#### DIRECTIVE:
Copy out the data exactly, leaving the pictures behind.

#### RECORDS TO USE:
>> start

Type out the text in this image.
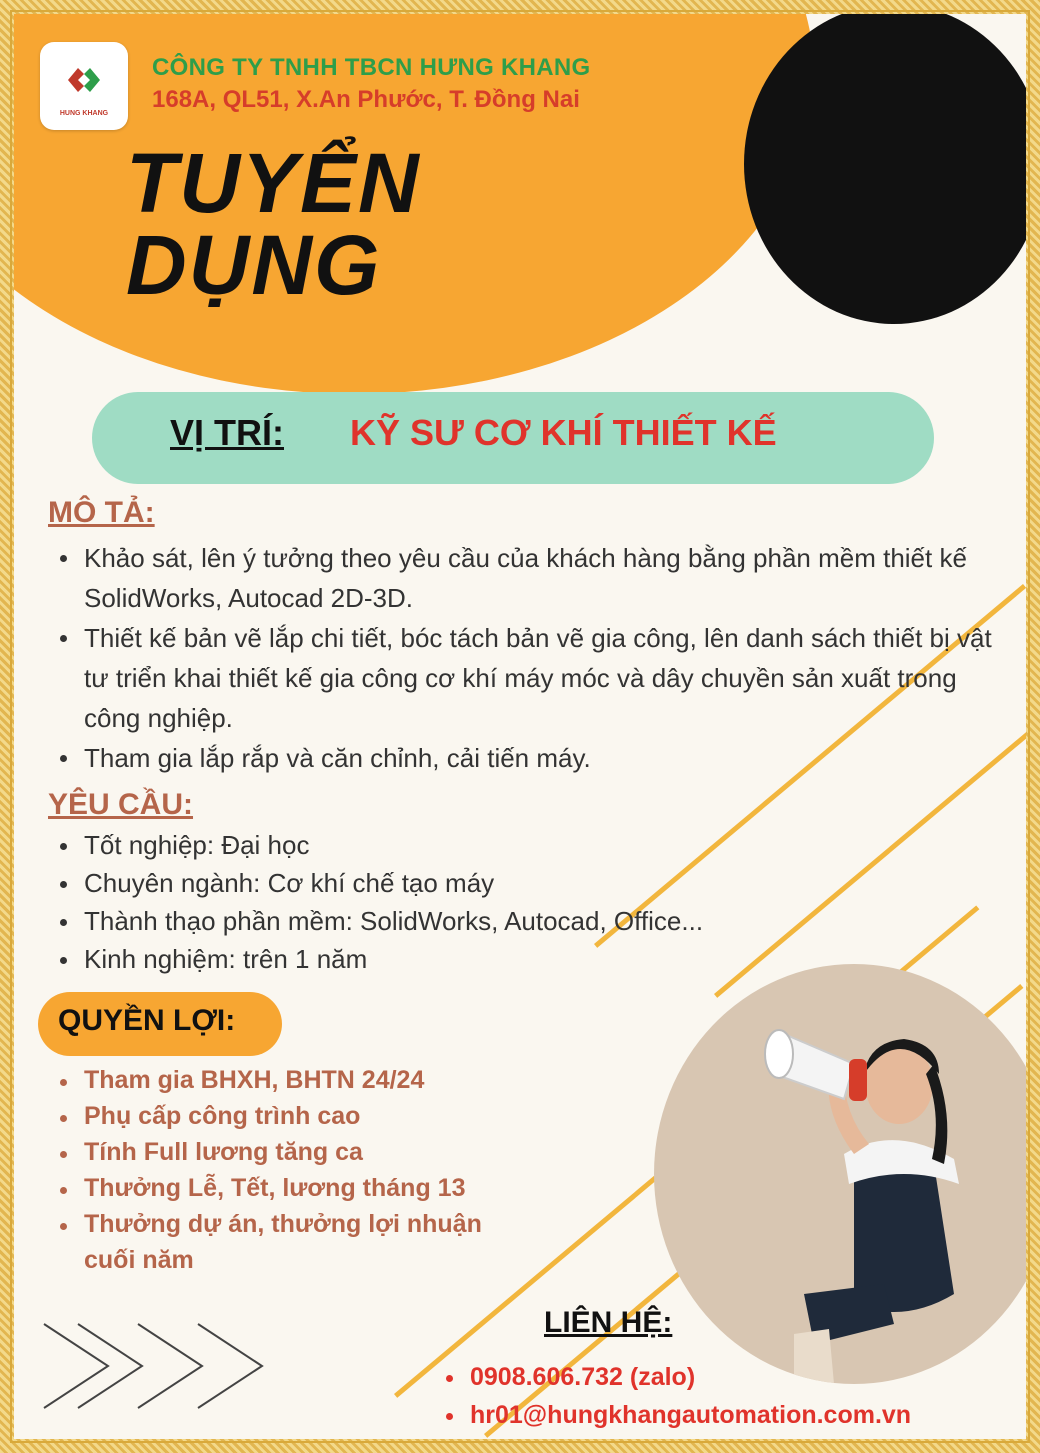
HUNG KHANG
CÔNG TY TNHH TBCN HƯNG KHANG
168A, QL51, X.An Phước, T. Đồng Nai
TUYỂN
DỤNG
VỊ TRÍ: KỸ SƯ CƠ KHÍ THIẾT KẾ
MÔ TẢ:
Khảo sát, lên ý tưởng theo yêu cầu của khách hàng bằng phần mềm thiết kế SolidWorks, Autocad 2D-3D.
Thiết kế bản vẽ lắp chi tiết, bóc tách bản vẽ gia công, lên danh sách thiết bị vật tư triển khai thiết kế gia công cơ khí máy móc và dây chuyền sản xuất trong công nghiệp.
Tham gia lắp rắp và căn chỉnh, cải tiến máy.
YÊU CẦU:
Tốt nghiệp: Đại học
Chuyên ngành: Cơ khí chế tạo máy
Thành thạo phần mềm: SolidWorks, Autocad, Office...
Kinh nghiệm: trên 1 năm
QUYỀN LỢI:
Tham gia BHXH, BHTN 24/24
Phụ cấp công trình cao
Tính Full lương tăng ca
Thưởng Lễ, Tết, lương tháng 13
Thưởng dự án, thưởng lợi nhuận cuối năm
LIÊN HỆ:
0908.606.732 (zalo)
hr01@hungkhangautomation.com.vn
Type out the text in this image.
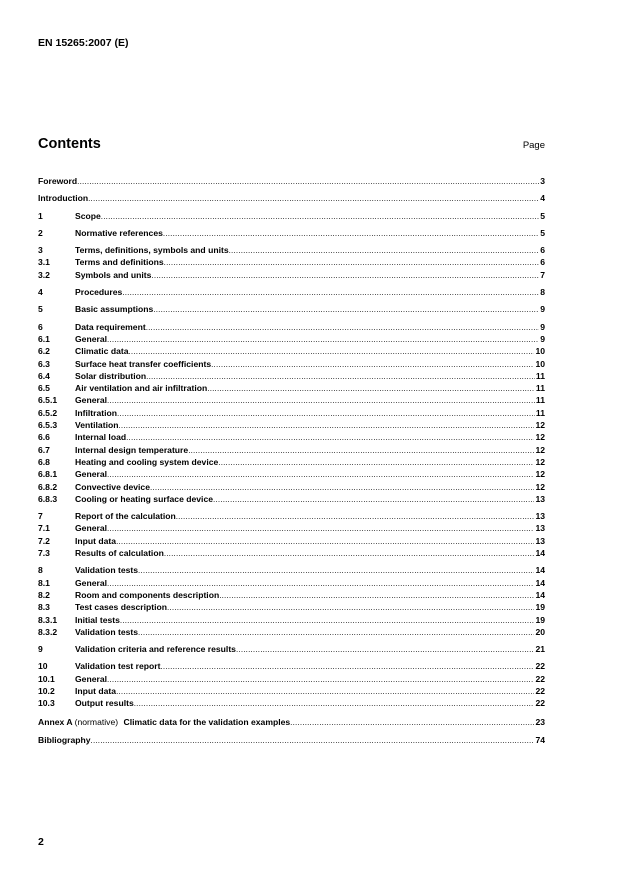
EN 15265:2007 (E)
Contents	Page
Foreword .....	3
Introduction .....	4
1	Scope .....	5
2	Normative references .....	5
3	Terms, definitions, symbols and units .....	6
3.1	Terms and definitions .....	6
3.2	Symbols and units .....	7
4	Procedures .....	8
5	Basic assumptions .....	9
6	Data requirement .....	9
6.1	General .....	9
6.2	Climatic data .....	10
6.3	Surface heat transfer coefficients .....	10
6.4	Solar distribution .....	11
6.5	Air ventilation and air infiltration .....	11
6.5.1	General .....	11
6.5.2	Infiltration .....	11
6.5.3	Ventilation .....	12
6.6	Internal load .....	12
6.7	Internal design temperature .....	12
6.8	Heating and cooling system device .....	12
6.8.1	General .....	12
6.8.2	Convective device .....	12
6.8.3	Cooling or heating surface device .....	13
7	Report of the calculation .....	13
7.1	General .....	13
7.2	Input data .....	13
7.3	Results of calculation .....	14
8	Validation tests .....	14
8.1	General .....	14
8.2	Room and components description .....	14
8.3	Test cases description .....	19
8.3.1	Initial tests .....	19
8.3.2	Validation tests .....	20
9	Validation criteria and reference results .....	21
10	Validation test report .....	22
10.1	General .....	22
10.2	Input data .....	22
10.3	Output results .....	22
Annex A (normative) Climatic data for the validation examples .....	23
Bibliography .....	74
2
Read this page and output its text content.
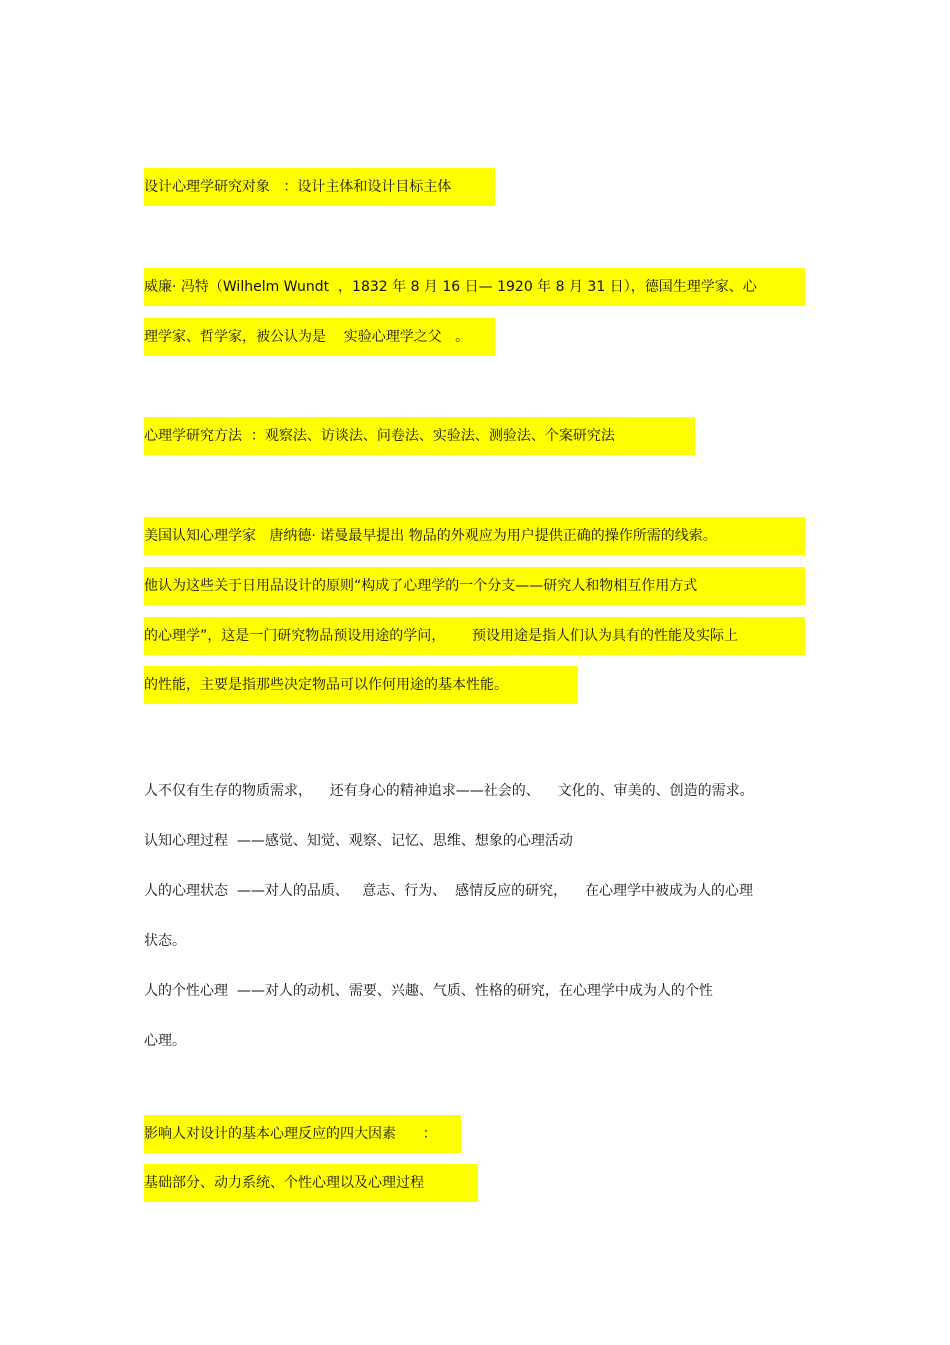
设计心理学研究对象   ：设计主体和设计目标主体

威廉· 冯特（Wilhelm Wundt  ，1832 年 8 月 16 日— 1920 年 8 月 31 日），德国生理学家、心

理学家、哲学家，被公认为是    实验心理学之父   。

心理学研究方法  ：观察法、访谈法、问卷法、实验法、测验法、个案研究法

美国认知心理学家   唐纳德· 诺曼最早提出 物品的外观应为用户提供正确的操作所需的线索。

他认为这些关于日用品设计的原则“构成了心理学的一个分支——研究人和物相互作用方式

的心理学”，这是一门研究物品预设用途的学问，      预设用途是指人们认为具有的性能及实际上

的性能，主要是指那些决定物品可以作何用途的基本性能。

人不仅有生存的物质需求，    还有身心的精神追求——社会的、    文化的、审美的、创造的需求。

认知心理过程  ——感觉、知觉、观察、记忆、思维、想象的心理活动

人的心理状态  ——对人的品质、   意志、行为、  感情反应的研究，    在心理学中被成为人的心理

状态。

人的个性心理  ——对人的动机、需要、兴趣、气质、性格的研究，在心理学中成为人的个性

心理。

影响人对设计的基本心理反应的四大因素      ：

基础部分、动力系统、个性心理以及心理过程
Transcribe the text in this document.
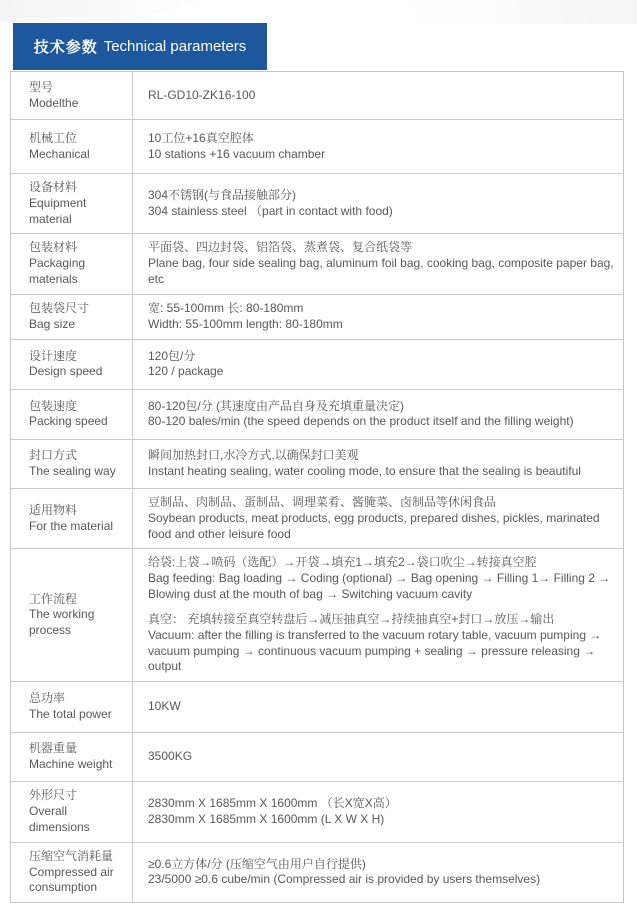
技术参数 Technical parameters
型号
Modelthe
RL-GD10-ZK16-100
机械工位
Mechanical
10工位+16真空腔体
10 stations +16 vacuum chamber
设备材料
Equipment material
304不锈钢(与食品接触部分)
304 stainless steel （part in contact with food)
包装材料
Packaging materials
平面袋、四边封袋、铝箔袋、蒸煮袋、复合纸袋等
Plane bag, four side sealing bag, aluminum foil bag, cooking bag, composite paper bag, etc
包装袋尺寸
Bag size
宽: 55-100mm 长: 80-180mm
Width: 55-100mm length: 80-180mm
设计速度
Design speed
120包/分
120 / package
包装速度
Packing speed
80-120包/分 (其速度由产品自身及充填重量决定)
80-120 bales/min (the speed depends on the product itself and the filling weight)
封口方式
The sealing way
瞬间加热封口,水冷方式,以确保封口美观
Instant heating sealing, water cooling mode, to ensure that the sealing is beautiful
适用物料
For the material
豆制品、肉制品、蛋制品、调理菜肴、酱腌菜、卤制品等休闲食品
Soybean products, meat products, egg products, prepared dishes, pickles, marinated food and other leisure food
工作流程
The working process
给袋:上袋→喷码（选配）→开袋→填充1→填充2→袋口吹尘→转接真空腔
Bag feeding: Bag loading → Coding (optional) → Bag opening → Filling 1→ Filling 2 → Blowing dust at the mouth of bag → Switching vacuum cavity
真空： 充填转接至真空转盘后→减压抽真空→持续抽真空+封口→放压→输出
Vacuum: after the filling is transferred to the vacuum rotary table, vacuum pumping → vacuum pumping → continuous vacuum pumping + sealing → pressure releasing → output
总功率
The total power
10KW
机器重量
Machine weight
3500KG
外形尺寸
Overall dimensions
2830mm X 1685mm X 1600mm （长X宽X高）
2830mm X 1685mm X 1600mm (L X W X H)
压缩空气消耗量
Compressed air consumption
≥0.6立方体/分 (压缩空气由用户自行提供)
23/5000 ≥0.6 cube/min (Compressed air is provided by users themselves)
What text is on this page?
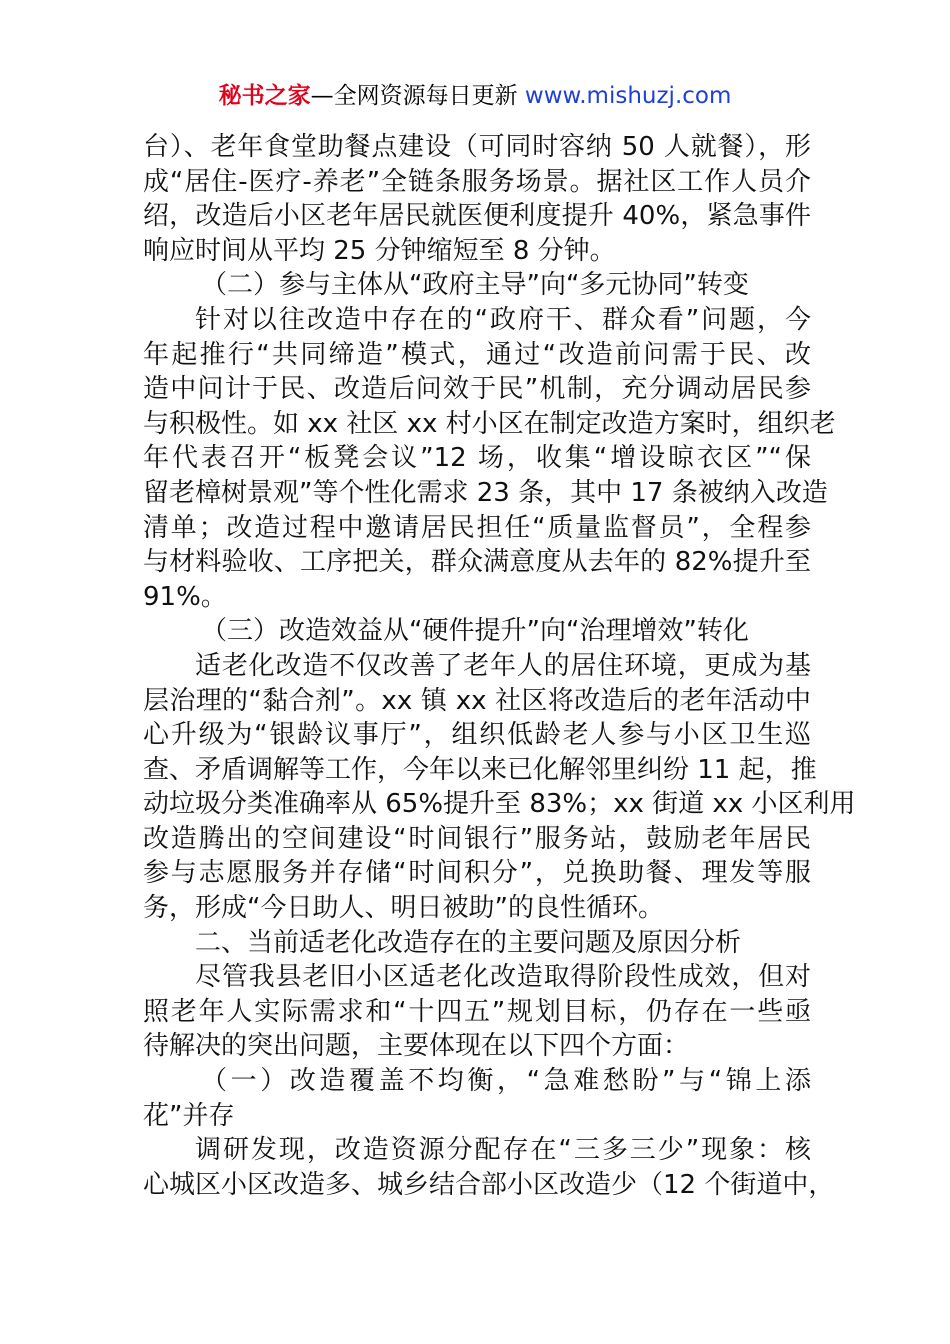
秘书之家—全网资源每日更新 www.mishuzj.com
台）、老年食堂助餐点建设（可同时容纳 50 人就餐），形
成“居住-医疗-养老”全链条服务场景。据社区工作人员介
绍，改造后小区老年居民就医便利度提升 40%，紧急事件
响应时间从平均 25 分钟缩短至 8 分钟。
（二）参与主体从“政府主导”向“多元协同”转变
针对以往改造中存在的“政府干、群众看”问题，今
年起推行“共同缔造”模式，通过“改造前问需于民、改
造中问计于民、改造后问效于民”机制，充分调动居民参
与积极性。如 xx 社区 xx 村小区在制定改造方案时，组织老
年代表召开“板凳会议”12 场，收集“增设晾衣区”“保
留老樟树景观”等个性化需求 23 条，其中 17 条被纳入改造
清单；改造过程中邀请居民担任“质量监督员”，全程参
与材料验收、工序把关，群众满意度从去年的 82%提升至
91%。
（三）改造效益从“硬件提升”向“治理增效”转化
适老化改造不仅改善了老年人的居住环境，更成为基
层治理的“黏合剂”。xx 镇 xx 社区将改造后的老年活动中
心升级为“银龄议事厅”，组织低龄老人参与小区卫生巡
查、矛盾调解等工作，今年以来已化解邻里纠纷 11 起，推
动垃圾分类准确率从 65%提升至 83%；xx 街道 xx 小区利用
改造腾出的空间建设“时间银行”服务站，鼓励老年居民
参与志愿服务并存储“时间积分”，兑换助餐、理发等服
务，形成“今日助人、明日被助”的良性循环。
二、当前适老化改造存在的主要问题及原因分析
尽管我县老旧小区适老化改造取得阶段性成效，但对
照老年人实际需求和“十四五”规划目标，仍存在一些亟
待解决的突出问题，主要体现在以下四个方面：
（一）改造覆盖不均衡，“急难愁盼”与“锦上添
花”并存
调研发现，改造资源分配存在“三多三少”现象：核
心城区小区改造多、城乡结合部小区改造少（12 个街道中，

>> end

#### RESULT OF THIS EXERCISE:
Type out the text in this image.
HUNG KHANG
CÔNG TY TNHH TBCN HƯNG KHANG
168A, QL51, X.An Phước, T. Đồng Nai
TUYỂN
DỤNG
VỊ TRÍ: KỸ SƯ CƠ KHÍ THIẾT KẾ
MÔ TẢ:
Khảo sát, lên ý tưởng theo yêu cầu của khách hàng bằng phần mềm thiết kế SolidWorks, Autocad 2D-3D.
Thiết kế bản vẽ lắp chi tiết, bóc tách bản vẽ gia công, lên danh sách thiết bị vật tư triển khai thiết kế gia công cơ khí máy móc và dây chuyền sản xuất trong công nghiệp.
Tham gia lắp rắp và căn chỉnh, cải tiến máy.
YÊU CẦU:
Tốt nghiệp: Đại học
Chuyên ngành: Cơ khí chế tạo máy
Thành thạo phần mềm: SolidWorks, Autocad, Office...
Kinh nghiệm: trên 1 năm
QUYỀN LỢI:
Tham gia BHXH, BHTN 24/24
Phụ cấp công trình cao
Tính Full lương tăng ca
Thưởng Lễ, Tết, lương tháng 13
Thưởng dự án, thưởng lợi nhuận cuối năm
LIÊN HỆ:
0908.606.732 (zalo)
hr01@hungkhangautomation.com.vn
Type out the text in this image.
EN 15265:2007 (E)
Contents	Page
Foreword .....	3
Introduction .....	4
1	Scope .....	5
2	Normative references .....	5
3	Terms, definitions, symbols and units .....	6
3.1	Terms and definitions .....	6
3.2	Symbols and units .....	7
4	Procedures .....	8
5	Basic assumptions .....	9
6	Data requirement .....	9
6.1	General .....	9
6.2	Climatic data .....	10
6.3	Surface heat transfer coefficients .....	10
6.4	Solar distribution .....	11
6.5	Air ventilation and air infiltration .....	11
6.5.1	General .....	11
6.5.2	Infiltration .....	11
6.5.3	Ventilation .....	12
6.6	Internal load .....	12
6.7	Internal design temperature .....	12
6.8	Heating and cooling system device .....	12
6.8.1	General .....	12
6.8.2	Convective device .....	12
6.8.3	Cooling or heating surface device .....	13
7	Report of the calculation .....	13
7.1	General .....	13
7.2	Input data .....	13
7.3	Results of calculation .....	14
8	Validation tests .....	14
8.1	General .....	14
8.2	Room and components description .....	14
8.3	Test cases description .....	19
8.3.1	Initial tests .....	19
8.3.2	Validation tests .....	20
9	Validation criteria and reference results .....	21
10	Validation test report .....	22
10.1	General .....	22
10.2	Input data .....	22
10.3	Output results .....	22
Annex A (normative) Climatic data for the validation examples .....	23
Bibliography .....	74
2
Read this page and output its text content.
设计心理学研究对象   ：设计主体和设计目标主体

威廉· 冯特（Wilhelm Wundt  ，1832 年 8 月 16 日— 1920 年 8 月 31 日），德国生理学家、心

理学家、哲学家，被公认为是    实验心理学之父   。

心理学研究方法  ：观察法、访谈法、问卷法、实验法、测验法、个案研究法

美国认知心理学家   唐纳德· 诺曼最早提出 物品的外观应为用户提供正确的操作所需的线索。

他认为这些关于日用品设计的原则“构成了心理学的一个分支——研究人和物相互作用方式

的心理学”，这是一门研究物品预设用途的学问，      预设用途是指人们认为具有的性能及实际上

的性能，主要是指那些决定物品可以作何用途的基本性能。

人不仅有生存的物质需求，    还有身心的精神追求——社会的、    文化的、审美的、创造的需求。

认知心理过程  ——感觉、知觉、观察、记忆、思维、想象的心理活动

人的心理状态  ——对人的品质、   意志、行为、  感情反应的研究，    在心理学中被成为人的心理

状态。

人的个性心理  ——对人的动机、需要、兴趣、气质、性格的研究，在心理学中成为人的个性

心理。

影响人对设计的基本心理反应的四大因素      ：

基础部分、动力系统、个性心理以及心理过程
Transcribe the text in this document.
技术参数 Technical parameters
型号
Modelthe
RL-GD10-ZK16-100
机械工位
Mechanical
10工位+16真空腔体
10 stations +16 vacuum chamber
设备材料
Equipment material
304不锈钢(与食品接触部分)
304 stainless steel （part in contact with food)
包装材料
Packaging materials
平面袋、四边封袋、铝箔袋、蒸煮袋、复合纸袋等
Plane bag, four side sealing bag, aluminum foil bag, cooking bag, composite paper bag, etc
包装袋尺寸
Bag size
宽: 55-100mm 长: 80-180mm
Width: 55-100mm length: 80-180mm
设计速度
Design speed
120包/分
120 / package
包装速度
Packing speed
80-120包/分 (其速度由产品自身及充填重量决定)
80-120 bales/min (the speed depends on the product itself and the filling weight)
封口方式
The sealing way
瞬间加热封口,水冷方式,以确保封口美观
Instant heating sealing, water cooling mode, to ensure that the sealing is beautiful
适用物料
For the material
豆制品、肉制品、蛋制品、调理菜肴、酱腌菜、卤制品等休闲食品
Soybean products, meat products, egg products, prepared dishes, pickles, marinated food and other leisure food
工作流程
The working process
给袋:上袋→喷码（选配）→开袋→填充1→填充2→袋口吹尘→转接真空腔
Bag feeding: Bag loading → Coding (optional) → Bag opening → Filling 1→ Filling 2 → Blowing dust at the mouth of bag → Switching vacuum cavity
真空： 充填转接至真空转盘后→减压抽真空→持续抽真空+封口→放压→输出
Vacuum: after the filling is transferred to the vacuum rotary table, vacuum pumping → vacuum pumping → continuous vacuum pumping + sealing → pressure releasing → output
总功率
The total power
10KW
机器重量
Machine weight
3500KG
外形尺寸
Overall dimensions
2830mm X 1685mm X 1600mm （长X宽X高）
2830mm X 1685mm X 1600mm (L X W X H)
压缩空气消耗量
Compressed air consumption
≥0.6立方体/分 (压缩空气由用户自行提供)
23/5000 ≥0.6 cube/min (Compressed air is provided by users themselves)
What text is on this page?
秘书之家—全网资源每日更新 www.mishuzj.com
台）、老年食堂助餐点建设（可同时容纳 50 人就餐），形
成“居住-医疗-养老”全链条服务场景。据社区工作人员介
绍，改造后小区老年居民就医便利度提升 40%，紧急事件
响应时间从平均 25 分钟缩短至 8 分钟。
（二）参与主体从“政府主导”向“多元协同”转变
针对以往改造中存在的“政府干、群众看”问题，今
年起推行“共同缔造”模式，通过“改造前问需于民、改
造中问计于民、改造后问效于民”机制，充分调动居民参
与积极性。如 xx 社区 xx 村小区在制定改造方案时，组织老
年代表召开“板凳会议”12 场，收集“增设晾衣区”“保
留老樟树景观”等个性化需求 23 条，其中 17 条被纳入改造
清单；改造过程中邀请居民担任“质量监督员”，全程参
与材料验收、工序把关，群众满意度从去年的 82%提升至
91%。
（三）改造效益从“硬件提升”向“治理增效”转化
适老化改造不仅改善了老年人的居住环境，更成为基
层治理的“黏合剂”。xx 镇 xx 社区将改造后的老年活动中
心升级为“银龄议事厅”，组织低龄老人参与小区卫生巡
查、矛盾调解等工作，今年以来已化解邻里纠纷 11 起，推
动垃圾分类准确率从 65%提升至 83%；xx 街道 xx 小区利用
改造腾出的空间建设“时间银行”服务站，鼓励老年居民
参与志愿服务并存储“时间积分”，兑换助餐、理发等服
务，形成“今日助人、明日被助”的良性循环。
二、当前适老化改造存在的主要问题及原因分析
尽管我县老旧小区适老化改造取得阶段性成效，但对
照老年人实际需求和“十四五”规划目标，仍存在一些亟
待解决的突出问题，主要体现在以下四个方面：
（一）改造覆盖不均衡，“急难愁盼”与“锦上添
花”并存
调研发现，改造资源分配存在“三多三少”现象：核
心城区小区改造多、城乡结合部小区改造少（12 个街道中，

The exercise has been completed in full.